-------- EXERCISE DATA

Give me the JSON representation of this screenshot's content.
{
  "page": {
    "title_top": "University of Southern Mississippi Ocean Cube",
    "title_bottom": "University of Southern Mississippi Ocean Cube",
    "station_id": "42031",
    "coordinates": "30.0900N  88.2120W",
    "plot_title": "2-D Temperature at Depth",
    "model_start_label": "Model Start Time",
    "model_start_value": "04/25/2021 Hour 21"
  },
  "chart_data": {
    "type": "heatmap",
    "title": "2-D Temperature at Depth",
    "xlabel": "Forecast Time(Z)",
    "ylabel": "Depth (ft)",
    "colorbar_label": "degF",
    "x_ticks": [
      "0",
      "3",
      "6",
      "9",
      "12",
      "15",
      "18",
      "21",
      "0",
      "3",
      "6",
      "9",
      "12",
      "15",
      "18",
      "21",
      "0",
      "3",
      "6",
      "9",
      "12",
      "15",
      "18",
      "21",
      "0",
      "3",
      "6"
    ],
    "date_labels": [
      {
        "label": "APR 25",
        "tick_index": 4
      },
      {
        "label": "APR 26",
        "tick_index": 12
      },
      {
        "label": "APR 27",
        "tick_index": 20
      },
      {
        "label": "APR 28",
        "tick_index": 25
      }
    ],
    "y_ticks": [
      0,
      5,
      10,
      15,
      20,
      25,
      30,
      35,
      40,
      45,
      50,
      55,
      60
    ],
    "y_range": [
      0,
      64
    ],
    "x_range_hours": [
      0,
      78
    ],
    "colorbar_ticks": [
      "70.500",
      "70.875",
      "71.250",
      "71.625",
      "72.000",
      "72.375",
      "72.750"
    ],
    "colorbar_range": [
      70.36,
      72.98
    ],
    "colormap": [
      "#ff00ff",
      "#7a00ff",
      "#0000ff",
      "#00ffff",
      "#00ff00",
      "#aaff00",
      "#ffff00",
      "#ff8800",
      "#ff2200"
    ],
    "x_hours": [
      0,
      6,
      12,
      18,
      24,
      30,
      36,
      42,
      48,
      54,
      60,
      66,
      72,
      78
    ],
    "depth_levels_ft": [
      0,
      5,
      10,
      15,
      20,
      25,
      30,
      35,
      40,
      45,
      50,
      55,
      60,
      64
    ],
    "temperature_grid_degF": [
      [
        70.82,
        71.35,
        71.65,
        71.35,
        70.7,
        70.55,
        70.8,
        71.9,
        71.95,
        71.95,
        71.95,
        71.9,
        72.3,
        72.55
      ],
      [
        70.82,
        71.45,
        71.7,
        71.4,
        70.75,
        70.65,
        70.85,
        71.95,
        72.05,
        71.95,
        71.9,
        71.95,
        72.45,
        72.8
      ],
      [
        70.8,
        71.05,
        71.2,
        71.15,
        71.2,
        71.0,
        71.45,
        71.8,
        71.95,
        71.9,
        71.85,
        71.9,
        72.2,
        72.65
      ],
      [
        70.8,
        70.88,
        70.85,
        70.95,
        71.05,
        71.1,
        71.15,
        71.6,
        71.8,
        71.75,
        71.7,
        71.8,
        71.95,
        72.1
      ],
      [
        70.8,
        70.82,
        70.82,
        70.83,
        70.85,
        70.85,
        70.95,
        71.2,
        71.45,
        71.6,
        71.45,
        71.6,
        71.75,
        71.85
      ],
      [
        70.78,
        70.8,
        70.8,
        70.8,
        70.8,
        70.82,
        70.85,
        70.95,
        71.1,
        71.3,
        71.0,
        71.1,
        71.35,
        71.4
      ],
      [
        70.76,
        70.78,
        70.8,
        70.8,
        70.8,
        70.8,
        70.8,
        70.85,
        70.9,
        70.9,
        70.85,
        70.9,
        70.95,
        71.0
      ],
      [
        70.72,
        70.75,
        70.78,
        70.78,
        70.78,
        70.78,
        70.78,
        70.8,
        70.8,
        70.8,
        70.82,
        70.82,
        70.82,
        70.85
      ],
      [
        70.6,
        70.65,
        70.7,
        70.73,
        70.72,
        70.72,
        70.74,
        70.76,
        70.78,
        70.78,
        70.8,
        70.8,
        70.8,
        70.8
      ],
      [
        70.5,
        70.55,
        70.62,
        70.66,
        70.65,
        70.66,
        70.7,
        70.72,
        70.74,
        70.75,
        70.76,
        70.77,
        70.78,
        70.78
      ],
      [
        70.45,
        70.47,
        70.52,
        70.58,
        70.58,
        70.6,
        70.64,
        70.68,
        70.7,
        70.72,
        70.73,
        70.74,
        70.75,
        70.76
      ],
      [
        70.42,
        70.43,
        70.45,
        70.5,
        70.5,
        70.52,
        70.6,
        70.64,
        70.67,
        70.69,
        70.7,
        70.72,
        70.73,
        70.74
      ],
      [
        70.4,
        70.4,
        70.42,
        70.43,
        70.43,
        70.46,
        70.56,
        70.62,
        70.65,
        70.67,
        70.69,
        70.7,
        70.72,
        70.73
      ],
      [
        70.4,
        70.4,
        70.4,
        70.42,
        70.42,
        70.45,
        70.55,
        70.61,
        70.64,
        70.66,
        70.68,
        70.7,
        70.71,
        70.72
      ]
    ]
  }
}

----------------

- [SET EXERCISE] Each line in the listing above that contains "Mississippi" should be copied.

- [TASK ANSWER]
    "title_top": "University of Southern Mississippi Ocean Cube",
    "title_bottom": "University of Southern Mississippi Ocean Cube",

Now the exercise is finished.